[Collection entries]
☆ ☆ ☆ ☆ ☆ ☆ ☆

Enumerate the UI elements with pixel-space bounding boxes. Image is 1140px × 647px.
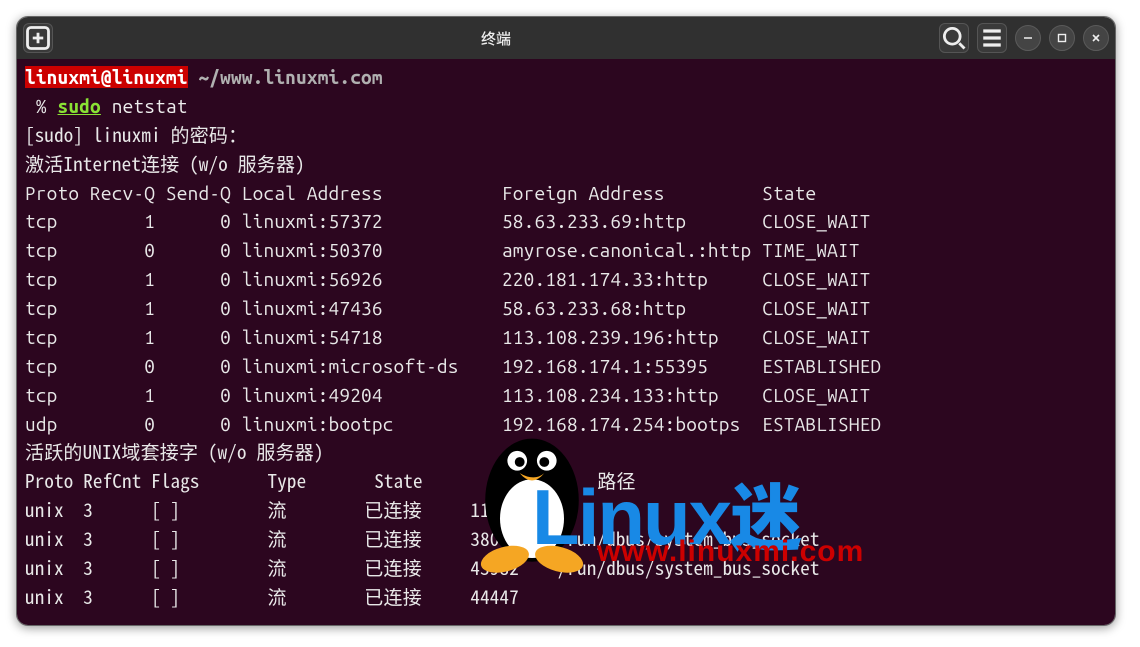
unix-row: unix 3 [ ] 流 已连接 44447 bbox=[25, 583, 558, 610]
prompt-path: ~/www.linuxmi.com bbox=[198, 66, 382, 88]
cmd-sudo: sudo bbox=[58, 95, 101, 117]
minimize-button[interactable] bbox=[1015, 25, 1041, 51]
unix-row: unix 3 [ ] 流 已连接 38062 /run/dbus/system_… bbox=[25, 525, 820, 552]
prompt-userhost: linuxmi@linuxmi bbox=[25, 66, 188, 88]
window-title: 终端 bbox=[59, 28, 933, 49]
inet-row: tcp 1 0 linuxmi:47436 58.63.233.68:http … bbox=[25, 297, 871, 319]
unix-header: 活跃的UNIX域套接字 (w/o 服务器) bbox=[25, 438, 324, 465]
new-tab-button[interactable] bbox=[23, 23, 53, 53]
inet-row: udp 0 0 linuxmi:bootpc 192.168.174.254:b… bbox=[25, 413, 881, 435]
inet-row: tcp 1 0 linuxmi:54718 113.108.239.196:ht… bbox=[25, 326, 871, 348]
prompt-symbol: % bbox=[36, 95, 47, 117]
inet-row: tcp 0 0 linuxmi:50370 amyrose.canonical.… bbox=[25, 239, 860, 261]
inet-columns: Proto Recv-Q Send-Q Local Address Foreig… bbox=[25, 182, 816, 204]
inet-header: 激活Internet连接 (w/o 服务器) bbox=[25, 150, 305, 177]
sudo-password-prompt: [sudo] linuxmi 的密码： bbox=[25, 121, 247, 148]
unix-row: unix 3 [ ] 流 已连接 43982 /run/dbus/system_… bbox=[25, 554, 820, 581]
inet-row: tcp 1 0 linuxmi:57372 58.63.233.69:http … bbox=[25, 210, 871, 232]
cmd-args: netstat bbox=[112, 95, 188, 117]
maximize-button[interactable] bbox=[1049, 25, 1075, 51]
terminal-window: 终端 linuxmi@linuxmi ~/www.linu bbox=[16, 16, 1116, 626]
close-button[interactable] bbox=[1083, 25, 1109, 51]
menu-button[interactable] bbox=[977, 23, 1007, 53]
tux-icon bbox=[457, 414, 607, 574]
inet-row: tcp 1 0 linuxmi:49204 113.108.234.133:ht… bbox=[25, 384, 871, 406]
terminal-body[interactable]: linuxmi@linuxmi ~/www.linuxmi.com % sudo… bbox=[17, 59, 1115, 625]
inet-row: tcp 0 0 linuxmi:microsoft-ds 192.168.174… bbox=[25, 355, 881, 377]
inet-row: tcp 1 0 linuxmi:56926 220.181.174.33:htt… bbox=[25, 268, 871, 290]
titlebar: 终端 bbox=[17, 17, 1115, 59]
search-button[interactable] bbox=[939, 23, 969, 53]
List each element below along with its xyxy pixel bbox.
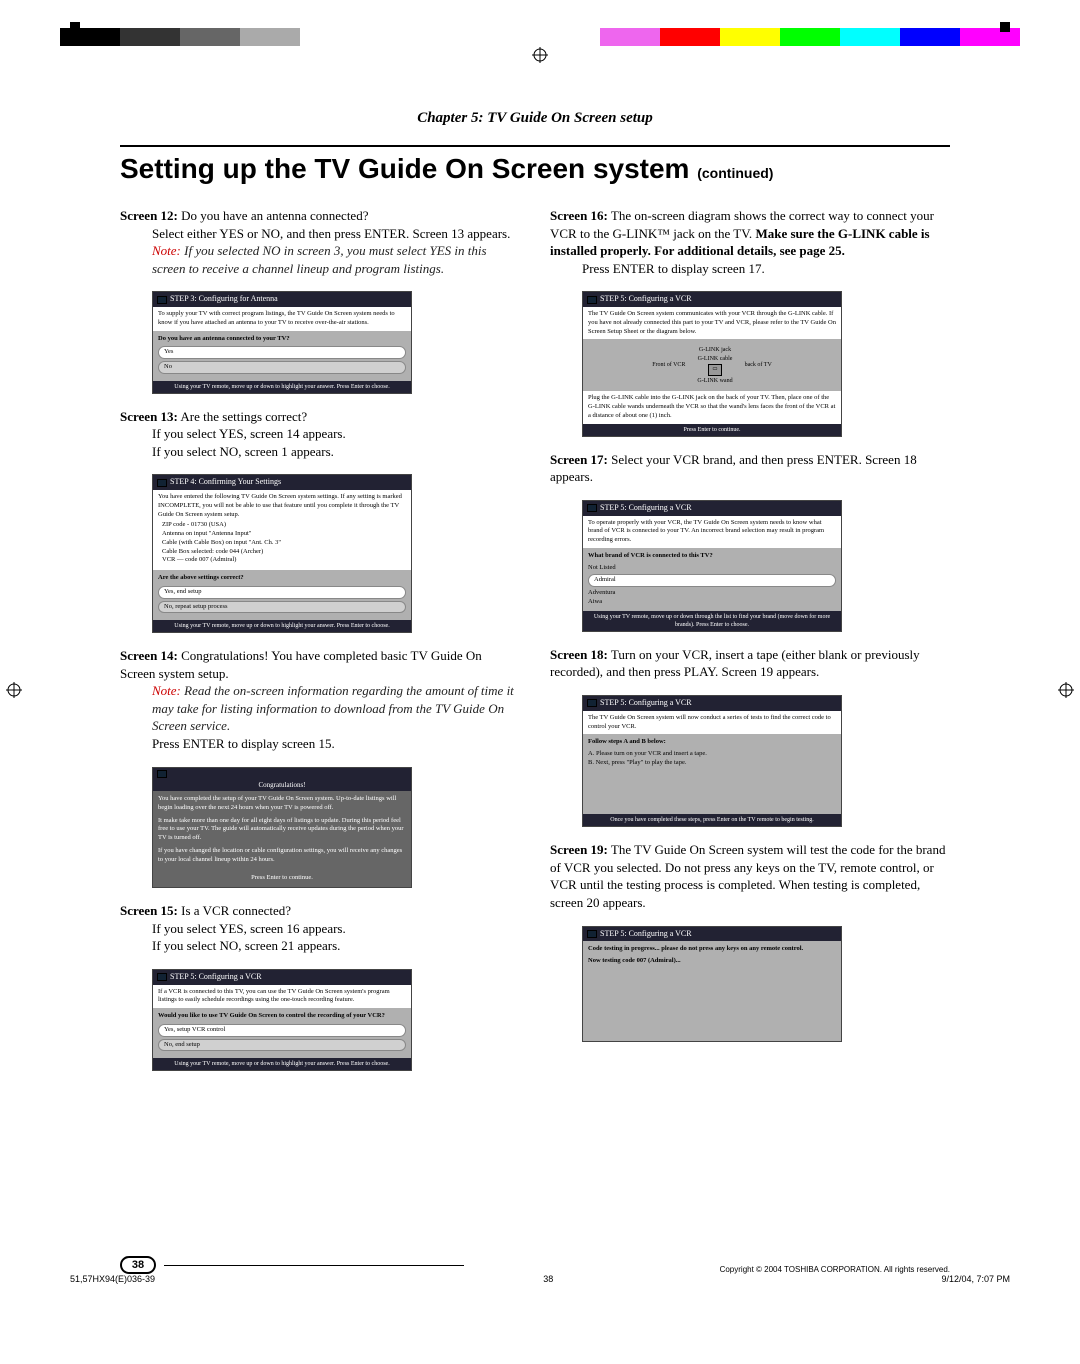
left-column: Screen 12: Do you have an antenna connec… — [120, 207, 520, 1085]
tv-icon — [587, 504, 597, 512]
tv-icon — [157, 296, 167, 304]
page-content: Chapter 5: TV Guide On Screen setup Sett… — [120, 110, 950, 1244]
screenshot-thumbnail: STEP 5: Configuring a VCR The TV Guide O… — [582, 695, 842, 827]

☆ ☆ ☆ ☆ ☆ ☆ ☆

[Task prompt]
Copy every row above word for word, leaving out the pictures.

[Solution]
Enumerate the UI elements with pixel-space bounding boxes. Image is 1140px × 647px.
unix-row: unix 3 [ ] 流 已连接 44447 bbox=[25, 583, 558, 610]
prompt-path: ~/www.linuxmi.com bbox=[198, 66, 382, 88]
cmd-sudo: sudo bbox=[58, 95, 101, 117]
minimize-button[interactable] bbox=[1015, 25, 1041, 51]
unix-row: unix 3 [ ] 流 已连接 38062 /run/dbus/system_… bbox=[25, 525, 820, 552]
prompt-userhost: linuxmi@linuxmi bbox=[25, 66, 188, 88]
window-title: 终端 bbox=[59, 28, 933, 49]
inet-row: tcp 1 0 linuxmi:47436 58.63.233.68:http … bbox=[25, 297, 871, 319]
unix-header: 活跃的UNIX域套接字 (w/o 服务器) bbox=[25, 438, 324, 465]
new-tab-button[interactable] bbox=[23, 23, 53, 53]
inet-row: udp 0 0 linuxmi:bootpc 192.168.174.254:b… bbox=[25, 413, 881, 435]
inet-row: tcp 1 0 linuxmi:54718 113.108.239.196:ht… bbox=[25, 326, 871, 348]
prompt-symbol: % bbox=[36, 95, 47, 117]
inet-row: tcp 0 0 linuxmi:50370 amyrose.canonical.… bbox=[25, 239, 860, 261]
inet-columns: Proto Recv-Q Send-Q Local Address Foreig… bbox=[25, 182, 816, 204]
inet-header: 激活Internet连接 (w/o 服务器) bbox=[25, 150, 305, 177]
sudo-password-prompt: [sudo] linuxmi 的密码： bbox=[25, 121, 247, 148]
unix-row: unix 3 [ ] 流 已连接 43982 /run/dbus/system_… bbox=[25, 554, 820, 581]
inet-row: tcp 1 0 linuxmi:57372 58.63.233.69:http … bbox=[25, 210, 871, 232]
cmd-args: netstat bbox=[112, 95, 188, 117]
maximize-button[interactable] bbox=[1049, 25, 1075, 51]
terminal-window: 终端 linuxmi@linuxmi ~/www.linu bbox=[16, 16, 1116, 626]
close-button[interactable] bbox=[1083, 25, 1109, 51]
menu-button[interactable] bbox=[977, 23, 1007, 53]
tux-icon bbox=[457, 414, 607, 574]
inet-row: tcp 1 0 linuxmi:49204 113.108.234.133:ht… bbox=[25, 384, 871, 406]
terminal-body[interactable]: linuxmi@linuxmi ~/www.linuxmi.com % sudo… bbox=[17, 59, 1115, 625]
inet-row: tcp 0 0 linuxmi:microsoft-ds 192.168.174… bbox=[25, 355, 881, 377]
inet-row: tcp 1 0 linuxmi:56926 220.181.174.33:htt… bbox=[25, 268, 871, 290]
titlebar: 终端 bbox=[17, 17, 1115, 59]
search-button[interactable] bbox=[939, 23, 969, 53]
List each element below along with its xyxy pixel bbox.
left-column: Screen 12: Do you have an antenna connec… — [120, 207, 520, 1085]
tv-icon — [587, 504, 597, 512]
tv-icon — [157, 296, 167, 304]
page-content: Chapter 5: TV Guide On Screen setup Sett… — [120, 110, 950, 1244]
screenshot-thumbnail: STEP 5: Configuring a VCR The TV Guide O… — [582, 695, 842, 827]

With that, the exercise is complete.